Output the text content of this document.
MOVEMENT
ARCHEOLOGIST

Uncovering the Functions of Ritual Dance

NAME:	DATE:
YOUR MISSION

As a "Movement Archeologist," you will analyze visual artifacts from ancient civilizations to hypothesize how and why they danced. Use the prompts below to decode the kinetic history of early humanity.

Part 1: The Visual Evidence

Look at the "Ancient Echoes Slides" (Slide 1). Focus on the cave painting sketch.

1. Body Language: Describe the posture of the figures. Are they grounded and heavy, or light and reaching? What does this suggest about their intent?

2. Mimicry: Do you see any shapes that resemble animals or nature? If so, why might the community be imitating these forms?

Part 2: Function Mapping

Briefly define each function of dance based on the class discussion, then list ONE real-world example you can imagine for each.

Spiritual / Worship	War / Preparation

_Job_
Reproduce the material above exactly; please quote every line of it.

_Answer below_
Output the text content of this document.
MOVEMENT
ARCHEOLOGIST

Uncovering the Functions of Ritual Dance

NAME:	DATE:
YOUR MISSION

As a "Movement Archeologist," you will analyze visual artifacts from ancient civilizations to hypothesize how and why they danced. Use the prompts below to decode the kinetic history of early humanity.

Part 1: The Visual Evidence

Look at the "Ancient Echoes Slides" (Slide 1). Focus on the cave painting sketch.

1. Body Language: Describe the posture of the figures. Are they grounded and heavy, or light and reaching? What does this suggest about their intent?

2. Mimicry: Do you see any shapes that resemble animals or nature? If so, why might the community be imitating these forms?

Part 2: Function Mapping

Briefly define each function of dance based on the class discussion, then list ONE real-world example you can imagine for each.

Spiritual / Worship	War / Preparation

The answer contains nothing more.